EXERCISE: Quote the entries word for word. Omit the pictures.

GIVEN ENTRIES:
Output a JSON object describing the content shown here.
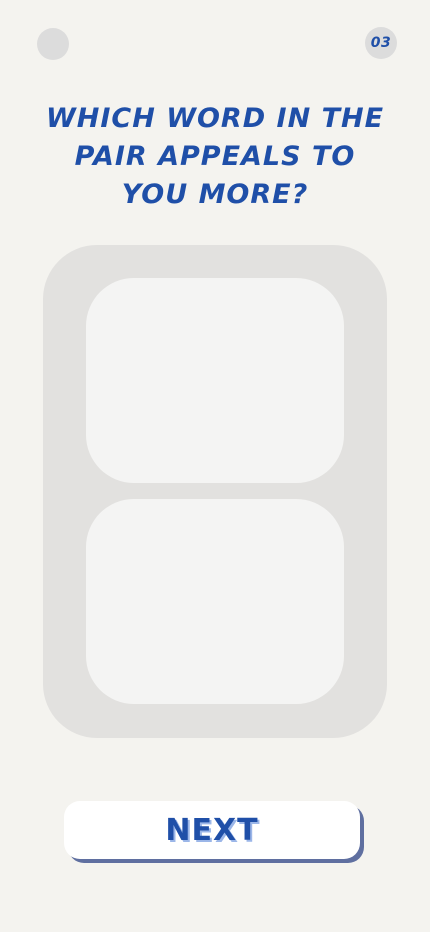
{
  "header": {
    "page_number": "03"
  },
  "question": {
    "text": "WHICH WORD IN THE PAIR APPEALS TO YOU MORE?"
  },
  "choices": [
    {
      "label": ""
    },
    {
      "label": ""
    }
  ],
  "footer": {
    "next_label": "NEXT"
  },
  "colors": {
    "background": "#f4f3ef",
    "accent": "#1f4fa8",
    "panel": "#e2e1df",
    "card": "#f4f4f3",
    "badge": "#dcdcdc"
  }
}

COMPLETE OUTPUT:
Output a JSON object describing the content shown here.
{
  "header": {
    "page_number": "03"
  },
  "question": {
    "text": "WHICH WORD IN THE PAIR APPEALS TO YOU MORE?"
  },
  "choices": [
    {
      "label": ""
    },
    {
      "label": ""
    }
  ],
  "footer": {
    "next_label": "NEXT"
  },
  "colors": {
    "background": "#f4f3ef",
    "accent": "#1f4fa8",
    "panel": "#e2e1df",
    "card": "#f4f4f3",
    "badge": "#dcdcdc"
  }
}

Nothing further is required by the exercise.